__Instructions for the task__
Output each line of the material exactly as it stands.

(Extracted data entries)
::::

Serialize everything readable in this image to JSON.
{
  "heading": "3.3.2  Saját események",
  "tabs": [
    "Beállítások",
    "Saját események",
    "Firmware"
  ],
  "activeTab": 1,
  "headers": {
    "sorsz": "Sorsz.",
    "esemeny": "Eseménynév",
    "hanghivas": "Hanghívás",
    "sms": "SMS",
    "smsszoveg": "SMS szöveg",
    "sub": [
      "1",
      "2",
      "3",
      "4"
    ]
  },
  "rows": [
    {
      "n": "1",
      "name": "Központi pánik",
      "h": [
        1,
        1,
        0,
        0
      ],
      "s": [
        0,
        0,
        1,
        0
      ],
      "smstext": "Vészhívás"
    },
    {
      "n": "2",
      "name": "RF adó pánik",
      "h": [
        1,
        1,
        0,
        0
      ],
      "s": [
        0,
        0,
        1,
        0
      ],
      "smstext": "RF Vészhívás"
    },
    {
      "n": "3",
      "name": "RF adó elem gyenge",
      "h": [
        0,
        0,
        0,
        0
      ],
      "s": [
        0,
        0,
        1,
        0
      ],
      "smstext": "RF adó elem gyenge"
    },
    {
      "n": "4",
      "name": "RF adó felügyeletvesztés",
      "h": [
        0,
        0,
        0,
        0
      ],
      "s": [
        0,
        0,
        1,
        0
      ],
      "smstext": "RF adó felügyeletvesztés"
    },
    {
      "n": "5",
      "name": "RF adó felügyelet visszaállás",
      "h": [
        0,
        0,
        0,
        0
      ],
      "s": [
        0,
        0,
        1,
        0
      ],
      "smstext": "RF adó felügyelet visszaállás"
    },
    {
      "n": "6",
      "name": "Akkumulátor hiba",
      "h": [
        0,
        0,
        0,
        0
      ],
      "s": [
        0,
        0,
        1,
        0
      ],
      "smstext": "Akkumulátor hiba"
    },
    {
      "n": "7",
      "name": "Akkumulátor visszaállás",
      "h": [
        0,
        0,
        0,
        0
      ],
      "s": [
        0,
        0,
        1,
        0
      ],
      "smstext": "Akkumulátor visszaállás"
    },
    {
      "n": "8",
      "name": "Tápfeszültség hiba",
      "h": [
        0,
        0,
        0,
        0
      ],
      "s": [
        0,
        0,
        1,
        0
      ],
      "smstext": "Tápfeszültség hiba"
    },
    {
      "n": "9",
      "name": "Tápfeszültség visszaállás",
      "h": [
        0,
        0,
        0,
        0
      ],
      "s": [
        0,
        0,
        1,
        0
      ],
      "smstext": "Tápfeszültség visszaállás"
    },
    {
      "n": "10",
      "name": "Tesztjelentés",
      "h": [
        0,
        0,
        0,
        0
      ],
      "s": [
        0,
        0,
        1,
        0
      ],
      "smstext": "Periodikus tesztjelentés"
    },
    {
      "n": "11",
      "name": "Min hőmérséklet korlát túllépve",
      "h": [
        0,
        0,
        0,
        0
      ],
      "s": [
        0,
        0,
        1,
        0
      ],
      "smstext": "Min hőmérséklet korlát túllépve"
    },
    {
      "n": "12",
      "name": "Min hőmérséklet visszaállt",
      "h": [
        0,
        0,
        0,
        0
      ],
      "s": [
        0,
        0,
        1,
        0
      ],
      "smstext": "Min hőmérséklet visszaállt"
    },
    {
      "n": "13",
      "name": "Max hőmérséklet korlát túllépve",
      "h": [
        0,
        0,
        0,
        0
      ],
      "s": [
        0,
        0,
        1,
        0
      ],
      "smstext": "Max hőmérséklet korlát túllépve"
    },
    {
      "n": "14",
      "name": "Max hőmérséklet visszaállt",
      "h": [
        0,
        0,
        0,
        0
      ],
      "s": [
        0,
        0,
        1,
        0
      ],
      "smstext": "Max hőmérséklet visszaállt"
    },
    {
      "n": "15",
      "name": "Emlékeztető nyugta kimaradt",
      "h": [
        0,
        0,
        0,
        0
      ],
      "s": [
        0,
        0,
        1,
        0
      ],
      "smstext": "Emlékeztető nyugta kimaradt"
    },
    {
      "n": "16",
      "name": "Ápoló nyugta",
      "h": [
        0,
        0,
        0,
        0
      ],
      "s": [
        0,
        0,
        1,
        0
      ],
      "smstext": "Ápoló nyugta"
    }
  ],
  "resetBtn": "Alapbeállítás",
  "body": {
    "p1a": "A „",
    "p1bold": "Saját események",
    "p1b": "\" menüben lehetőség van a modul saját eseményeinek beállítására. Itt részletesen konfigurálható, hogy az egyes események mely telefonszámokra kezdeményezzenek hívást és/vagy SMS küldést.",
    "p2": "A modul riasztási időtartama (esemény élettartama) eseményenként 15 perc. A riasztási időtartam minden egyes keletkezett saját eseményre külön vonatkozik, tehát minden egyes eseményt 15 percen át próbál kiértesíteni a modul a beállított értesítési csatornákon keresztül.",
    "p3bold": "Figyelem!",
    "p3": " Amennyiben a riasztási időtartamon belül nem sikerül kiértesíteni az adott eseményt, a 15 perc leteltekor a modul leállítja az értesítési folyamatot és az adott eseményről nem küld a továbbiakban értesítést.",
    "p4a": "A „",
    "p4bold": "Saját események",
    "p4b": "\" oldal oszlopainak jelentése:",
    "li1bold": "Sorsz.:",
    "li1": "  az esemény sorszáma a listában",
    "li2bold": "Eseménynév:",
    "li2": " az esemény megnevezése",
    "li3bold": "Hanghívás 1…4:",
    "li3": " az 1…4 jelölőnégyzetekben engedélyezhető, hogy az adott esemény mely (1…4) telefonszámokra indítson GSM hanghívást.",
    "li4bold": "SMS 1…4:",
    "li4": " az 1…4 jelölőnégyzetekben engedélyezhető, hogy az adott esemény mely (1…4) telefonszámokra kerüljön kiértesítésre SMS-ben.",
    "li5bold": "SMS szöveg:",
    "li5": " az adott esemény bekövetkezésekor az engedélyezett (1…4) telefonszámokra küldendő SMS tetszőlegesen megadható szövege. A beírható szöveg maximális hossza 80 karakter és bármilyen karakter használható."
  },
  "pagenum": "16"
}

::::

__Written answer__
Serialize everything readable in this image to JSON.
{
  "heading": "3.3.2  Saját események",
  "tabs": [
    "Beállítások",
    "Saját események",
    "Firmware"
  ],
  "activeTab": 1,
  "headers": {
    "sorsz": "Sorsz.",
    "esemeny": "Eseménynév",
    "hanghivas": "Hanghívás",
    "sms": "SMS",
    "smsszoveg": "SMS szöveg",
    "sub": [
      "1",
      "2",
      "3",
      "4"
    ]
  },
  "rows": [
    {
      "n": "1",
      "name": "Központi pánik",
      "h": [
        1,
        1,
        0,
        0
      ],
      "s": [
        0,
        0,
        1,
        0
      ],
      "smstext": "Vészhívás"
    },
    {
      "n": "2",
      "name": "RF adó pánik",
      "h": [
        1,
        1,
        0,
        0
      ],
      "s": [
        0,
        0,
        1,
        0
      ],
      "smstext": "RF Vészhívás"
    },
    {
      "n": "3",
      "name": "RF adó elem gyenge",
      "h": [
        0,
        0,
        0,
        0
      ],
      "s": [
        0,
        0,
        1,
        0
      ],
      "smstext": "RF adó elem gyenge"
    },
    {
      "n": "4",
      "name": "RF adó felügyeletvesztés",
      "h": [
        0,
        0,
        0,
        0
      ],
      "s": [
        0,
        0,
        1,
        0
      ],
      "smstext": "RF adó felügyeletvesztés"
    },
    {
      "n": "5",
      "name": "RF adó felügyelet visszaállás",
      "h": [
        0,
        0,
        0,
        0
      ],
      "s": [
        0,
        0,
        1,
        0
      ],
      "smstext": "RF adó felügyelet visszaállás"
    },
    {
      "n": "6",
      "name": "Akkumulátor hiba",
      "h": [
        0,
        0,
        0,
        0
      ],
      "s": [
        0,
        0,
        1,
        0
      ],
      "smstext": "Akkumulátor hiba"
    },
    {
      "n": "7",
      "name": "Akkumulátor visszaállás",
      "h": [
        0,
        0,
        0,
        0
      ],
      "s": [
        0,
        0,
        1,
        0
      ],
      "smstext": "Akkumulátor visszaállás"
    },
    {
      "n": "8",
      "name": "Tápfeszültség hiba",
      "h": [
        0,
        0,
        0,
        0
      ],
      "s": [
        0,
        0,
        1,
        0
      ],
      "smstext": "Tápfeszültség hiba"
    },
    {
      "n": "9",
      "name": "Tápfeszültség visszaállás",
      "h": [
        0,
        0,
        0,
        0
      ],
      "s": [
        0,
        0,
        1,
        0
      ],
      "smstext": "Tápfeszültség visszaállás"
    },
    {
      "n": "10",
      "name": "Tesztjelentés",
      "h": [
        0,
        0,
        0,
        0
      ],
      "s": [
        0,
        0,
        1,
        0
      ],
      "smstext": "Periodikus tesztjelentés"
    },
    {
      "n": "11",
      "name": "Min hőmérséklet korlát túllépve",
      "h": [
        0,
        0,
        0,
        0
      ],
      "s": [
        0,
        0,
        1,
        0
      ],
      "smstext": "Min hőmérséklet korlát túllépve"
    },
    {
      "n": "12",
      "name": "Min hőmérséklet visszaállt",
      "h": [
        0,
        0,
        0,
        0
      ],
      "s": [
        0,
        0,
        1,
        0
      ],
      "smstext": "Min hőmérséklet visszaállt"
    },
    {
      "n": "13",
      "name": "Max hőmérséklet korlát túllépve",
      "h": [
        0,
        0,
        0,
        0
      ],
      "s": [
        0,
        0,
        1,
        0
      ],
      "smstext": "Max hőmérséklet korlát túllépve"
    },
    {
      "n": "14",
      "name": "Max hőmérséklet visszaállt",
      "h": [
        0,
        0,
        0,
        0
      ],
      "s": [
        0,
        0,
        1,
        0
      ],
      "smstext": "Max hőmérséklet visszaállt"
    },
    {
      "n": "15",
      "name": "Emlékeztető nyugta kimaradt",
      "h": [
        0,
        0,
        0,
        0
      ],
      "s": [
        0,
        0,
        1,
        0
      ],
      "smstext": "Emlékeztető nyugta kimaradt"
    },
    {
      "n": "16",
      "name": "Ápoló nyugta",
      "h": [
        0,
        0,
        0,
        0
      ],
      "s": [
        0,
        0,
        1,
        0
      ],
      "smstext": "Ápoló nyugta"
    }
  ],
  "resetBtn": "Alapbeállítás",
  "body": {
    "p1a": "A „",
    "p1bold": "Saját események",
    "p1b": "\" menüben lehetőség van a modul saját eseményeinek beállítására. Itt részletesen konfigurálható, hogy az egyes események mely telefonszámokra kezdeményezzenek hívást és/vagy SMS küldést.",
    "p2": "A modul riasztási időtartama (esemény élettartama) eseményenként 15 perc. A riasztási időtartam minden egyes keletkezett saját eseményre külön vonatkozik, tehát minden egyes eseményt 15 percen át próbál kiértesíteni a modul a beállított értesítési csatornákon keresztül.",
    "p3bold": "Figyelem!",
    "p3": " Amennyiben a riasztási időtartamon belül nem sikerül kiértesíteni az adott eseményt, a 15 perc leteltekor a modul leállítja az értesítési folyamatot és az adott eseményről nem küld a továbbiakban értesítést.",
    "p4a": "A „",
    "p4bold": "Saját események",
    "p4b": "\" oldal oszlopainak jelentése:",
    "li1bold": "Sorsz.:",
    "li1": "  az esemény sorszáma a listában",
    "li2bold": "Eseménynév:",
    "li2": " az esemény megnevezése",
    "li3bold": "Hanghívás 1…4:",
    "li3": " az 1…4 jelölőnégyzetekben engedélyezhető, hogy az adott esemény mely (1…4) telefonszámokra indítson GSM hanghívást.",
    "li4bold": "SMS 1…4:",
    "li4": " az 1…4 jelölőnégyzetekben engedélyezhető, hogy az adott esemény mely (1…4) telefonszámokra kerüljön kiértesítésre SMS-ben.",
    "li5bold": "SMS szöveg:",
    "li5": " az adott esemény bekövetkezésekor az engedélyezett (1…4) telefonszámokra küldendő SMS tetszőlegesen megadható szövege. A beírható szöveg maximális hossza 80 karakter és bármilyen karakter használható."
  },
  "pagenum": "16"
}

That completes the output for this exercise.